## TASK STATEMENT
From the listing below, select every line where the word "mail" appears.

[DATA SECTION start]

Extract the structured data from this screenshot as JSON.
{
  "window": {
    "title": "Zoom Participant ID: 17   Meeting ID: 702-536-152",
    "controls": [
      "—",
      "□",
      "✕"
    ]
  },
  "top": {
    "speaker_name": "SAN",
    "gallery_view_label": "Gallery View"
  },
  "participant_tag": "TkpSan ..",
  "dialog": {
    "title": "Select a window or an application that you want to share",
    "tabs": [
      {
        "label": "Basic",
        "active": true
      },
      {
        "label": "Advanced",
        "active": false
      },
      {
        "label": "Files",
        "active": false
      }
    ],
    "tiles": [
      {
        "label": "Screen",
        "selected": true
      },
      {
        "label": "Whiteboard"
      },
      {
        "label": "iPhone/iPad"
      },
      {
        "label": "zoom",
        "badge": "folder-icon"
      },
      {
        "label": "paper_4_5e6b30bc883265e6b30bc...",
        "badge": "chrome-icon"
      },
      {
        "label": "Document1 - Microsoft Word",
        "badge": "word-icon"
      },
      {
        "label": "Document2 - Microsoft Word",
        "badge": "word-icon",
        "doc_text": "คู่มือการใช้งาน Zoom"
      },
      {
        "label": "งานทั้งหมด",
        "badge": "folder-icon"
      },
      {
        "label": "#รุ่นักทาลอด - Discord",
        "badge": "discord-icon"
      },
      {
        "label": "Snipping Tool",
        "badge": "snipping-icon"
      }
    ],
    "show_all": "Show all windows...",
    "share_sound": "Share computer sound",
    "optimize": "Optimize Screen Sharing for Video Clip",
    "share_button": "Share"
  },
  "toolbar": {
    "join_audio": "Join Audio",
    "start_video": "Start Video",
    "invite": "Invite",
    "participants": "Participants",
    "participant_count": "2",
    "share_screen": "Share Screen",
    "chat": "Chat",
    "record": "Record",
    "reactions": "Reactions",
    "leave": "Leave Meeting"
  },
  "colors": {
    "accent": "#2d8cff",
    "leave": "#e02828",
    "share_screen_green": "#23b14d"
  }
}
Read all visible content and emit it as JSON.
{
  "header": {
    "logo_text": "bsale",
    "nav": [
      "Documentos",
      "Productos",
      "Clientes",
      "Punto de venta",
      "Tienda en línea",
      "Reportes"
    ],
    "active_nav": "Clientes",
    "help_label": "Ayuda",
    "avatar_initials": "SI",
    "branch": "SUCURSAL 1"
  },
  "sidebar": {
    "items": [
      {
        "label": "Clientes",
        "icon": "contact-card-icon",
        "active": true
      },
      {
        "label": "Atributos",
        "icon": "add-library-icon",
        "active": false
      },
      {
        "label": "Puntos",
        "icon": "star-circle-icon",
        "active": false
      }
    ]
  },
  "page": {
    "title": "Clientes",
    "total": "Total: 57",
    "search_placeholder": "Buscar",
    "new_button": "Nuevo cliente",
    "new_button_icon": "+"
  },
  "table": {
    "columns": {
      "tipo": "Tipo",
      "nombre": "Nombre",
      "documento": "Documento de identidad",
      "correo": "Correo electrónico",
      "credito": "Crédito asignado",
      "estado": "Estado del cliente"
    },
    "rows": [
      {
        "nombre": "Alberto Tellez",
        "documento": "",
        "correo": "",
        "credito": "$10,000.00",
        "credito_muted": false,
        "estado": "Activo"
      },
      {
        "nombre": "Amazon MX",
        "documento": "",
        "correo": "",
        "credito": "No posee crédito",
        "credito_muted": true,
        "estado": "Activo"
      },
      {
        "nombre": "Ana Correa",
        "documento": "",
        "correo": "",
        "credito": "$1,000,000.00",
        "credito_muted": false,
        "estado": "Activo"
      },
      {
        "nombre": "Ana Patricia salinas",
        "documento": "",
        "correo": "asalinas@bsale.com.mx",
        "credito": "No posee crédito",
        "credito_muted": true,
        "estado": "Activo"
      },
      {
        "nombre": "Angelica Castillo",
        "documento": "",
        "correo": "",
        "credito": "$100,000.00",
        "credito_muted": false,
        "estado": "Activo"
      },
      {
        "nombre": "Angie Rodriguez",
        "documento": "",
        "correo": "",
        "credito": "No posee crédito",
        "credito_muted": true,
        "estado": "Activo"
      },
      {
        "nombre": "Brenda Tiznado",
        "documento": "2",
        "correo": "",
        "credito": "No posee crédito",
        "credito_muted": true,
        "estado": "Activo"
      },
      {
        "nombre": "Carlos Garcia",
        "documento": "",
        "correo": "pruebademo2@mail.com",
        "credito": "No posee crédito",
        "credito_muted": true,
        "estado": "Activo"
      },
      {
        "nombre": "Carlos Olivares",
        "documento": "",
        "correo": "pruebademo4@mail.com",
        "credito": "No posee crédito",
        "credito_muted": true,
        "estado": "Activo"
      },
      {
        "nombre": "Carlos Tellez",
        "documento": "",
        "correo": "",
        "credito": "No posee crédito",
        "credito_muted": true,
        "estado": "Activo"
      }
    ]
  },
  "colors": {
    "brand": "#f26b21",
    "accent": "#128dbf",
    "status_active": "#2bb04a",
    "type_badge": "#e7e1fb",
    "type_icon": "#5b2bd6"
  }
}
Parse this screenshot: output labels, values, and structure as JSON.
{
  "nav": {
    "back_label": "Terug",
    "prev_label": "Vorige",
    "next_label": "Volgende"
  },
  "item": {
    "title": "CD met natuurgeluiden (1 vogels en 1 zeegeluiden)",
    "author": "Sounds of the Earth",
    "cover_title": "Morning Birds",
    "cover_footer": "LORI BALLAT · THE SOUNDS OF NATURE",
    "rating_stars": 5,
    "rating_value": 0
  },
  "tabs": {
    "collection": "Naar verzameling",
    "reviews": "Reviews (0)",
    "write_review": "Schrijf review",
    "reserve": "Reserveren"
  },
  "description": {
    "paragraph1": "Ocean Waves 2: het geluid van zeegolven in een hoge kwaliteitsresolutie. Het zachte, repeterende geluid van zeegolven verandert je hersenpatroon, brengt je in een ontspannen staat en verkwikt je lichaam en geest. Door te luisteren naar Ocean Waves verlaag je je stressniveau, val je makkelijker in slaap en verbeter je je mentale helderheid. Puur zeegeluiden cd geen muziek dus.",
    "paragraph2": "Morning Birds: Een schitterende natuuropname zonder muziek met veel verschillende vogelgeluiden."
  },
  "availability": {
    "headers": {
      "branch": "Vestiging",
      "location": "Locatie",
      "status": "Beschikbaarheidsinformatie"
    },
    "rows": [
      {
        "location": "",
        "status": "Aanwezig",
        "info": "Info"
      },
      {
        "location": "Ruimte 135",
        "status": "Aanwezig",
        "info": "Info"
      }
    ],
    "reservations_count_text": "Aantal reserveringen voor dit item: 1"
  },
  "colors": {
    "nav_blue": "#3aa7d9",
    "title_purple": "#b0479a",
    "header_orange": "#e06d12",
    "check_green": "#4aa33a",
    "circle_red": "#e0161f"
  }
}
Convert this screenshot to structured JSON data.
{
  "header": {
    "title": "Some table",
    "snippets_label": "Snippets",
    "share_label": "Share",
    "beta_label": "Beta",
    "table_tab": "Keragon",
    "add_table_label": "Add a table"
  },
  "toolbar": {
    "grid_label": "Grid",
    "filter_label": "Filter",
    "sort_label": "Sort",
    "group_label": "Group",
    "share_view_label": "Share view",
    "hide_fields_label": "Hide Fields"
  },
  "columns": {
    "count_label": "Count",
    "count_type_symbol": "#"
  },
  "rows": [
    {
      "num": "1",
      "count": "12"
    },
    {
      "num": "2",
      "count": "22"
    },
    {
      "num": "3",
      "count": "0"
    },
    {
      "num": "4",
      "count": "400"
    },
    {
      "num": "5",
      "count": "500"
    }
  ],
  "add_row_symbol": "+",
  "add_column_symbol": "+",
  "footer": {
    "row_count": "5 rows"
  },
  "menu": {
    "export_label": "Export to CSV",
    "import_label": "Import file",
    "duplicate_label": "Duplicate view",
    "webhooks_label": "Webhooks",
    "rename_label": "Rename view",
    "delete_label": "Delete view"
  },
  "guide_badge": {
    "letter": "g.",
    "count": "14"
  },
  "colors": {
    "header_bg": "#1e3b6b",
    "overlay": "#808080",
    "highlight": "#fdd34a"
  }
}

[DATA SECTION end]

## FINISHED EXERCISE
        "correo": "pruebademo2@mail.com",
        "correo": "pruebademo4@mail.com",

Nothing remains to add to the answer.